((
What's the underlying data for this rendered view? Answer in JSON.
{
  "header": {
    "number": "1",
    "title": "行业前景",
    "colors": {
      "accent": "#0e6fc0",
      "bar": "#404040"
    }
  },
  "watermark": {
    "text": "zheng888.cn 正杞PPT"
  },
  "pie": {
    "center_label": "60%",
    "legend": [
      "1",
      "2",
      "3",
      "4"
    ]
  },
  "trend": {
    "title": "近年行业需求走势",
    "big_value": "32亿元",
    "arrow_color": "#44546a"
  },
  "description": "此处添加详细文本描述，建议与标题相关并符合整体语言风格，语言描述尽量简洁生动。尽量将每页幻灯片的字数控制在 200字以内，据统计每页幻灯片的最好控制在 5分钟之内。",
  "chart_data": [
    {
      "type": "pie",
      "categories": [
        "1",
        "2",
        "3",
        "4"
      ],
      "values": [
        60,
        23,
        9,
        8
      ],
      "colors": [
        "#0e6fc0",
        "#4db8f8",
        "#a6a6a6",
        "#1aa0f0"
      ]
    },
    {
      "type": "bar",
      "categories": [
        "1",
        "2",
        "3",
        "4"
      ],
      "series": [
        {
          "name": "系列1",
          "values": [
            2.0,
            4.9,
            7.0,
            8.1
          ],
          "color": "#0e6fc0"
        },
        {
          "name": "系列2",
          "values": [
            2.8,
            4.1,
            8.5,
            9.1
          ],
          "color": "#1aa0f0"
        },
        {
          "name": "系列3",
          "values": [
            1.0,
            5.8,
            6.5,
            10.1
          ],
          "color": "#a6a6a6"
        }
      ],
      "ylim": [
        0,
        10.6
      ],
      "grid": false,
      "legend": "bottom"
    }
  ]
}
))
→ **TASK TO COMPLETE**
Repeat every entry word for word.

→ **ANSWER TO THIS PROBLEM**
What's the underlying data for this rendered view? Answer in JSON.
{
  "header": {
    "number": "1",
    "title": "行业前景",
    "colors": {
      "accent": "#0e6fc0",
      "bar": "#404040"
    }
  },
  "watermark": {
    "text": "zheng888.cn 正杞PPT"
  },
  "pie": {
    "center_label": "60%",
    "legend": [
      "1",
      "2",
      "3",
      "4"
    ]
  },
  "trend": {
    "title": "近年行业需求走势",
    "big_value": "32亿元",
    "arrow_color": "#44546a"
  },
  "description": "此处添加详细文本描述，建议与标题相关并符合整体语言风格，语言描述尽量简洁生动。尽量将每页幻灯片的字数控制在 200字以内，据统计每页幻灯片的最好控制在 5分钟之内。",
  "chart_data": [
    {
      "type": "pie",
      "categories": [
        "1",
        "2",
        "3",
        "4"
      ],
      "values": [
        60,
        23,
        9,
        8
      ],
      "colors": [
        "#0e6fc0",
        "#4db8f8",
        "#a6a6a6",
        "#1aa0f0"
      ]
    },
    {
      "type": "bar",
      "categories": [
        "1",
        "2",
        "3",
        "4"
      ],
      "series": [
        {
          "name": "系列1",
          "values": [
            2.0,
            4.9,
            7.0,
            8.1
          ],
          "color": "#0e6fc0"
        },
        {
          "name": "系列2",
          "values": [
            2.8,
            4.1,
            8.5,
            9.1
          ],
          "color": "#1aa0f0"
        },
        {
          "name": "系列3",
          "values": [
            1.0,
            5.8,
            6.5,
            10.1
          ],
          "color": "#a6a6a6"
        }
      ],
      "ylim": [
        0,
        10.6
      ],
      "grid": false,
      "legend": "bottom"
    }
  ]
}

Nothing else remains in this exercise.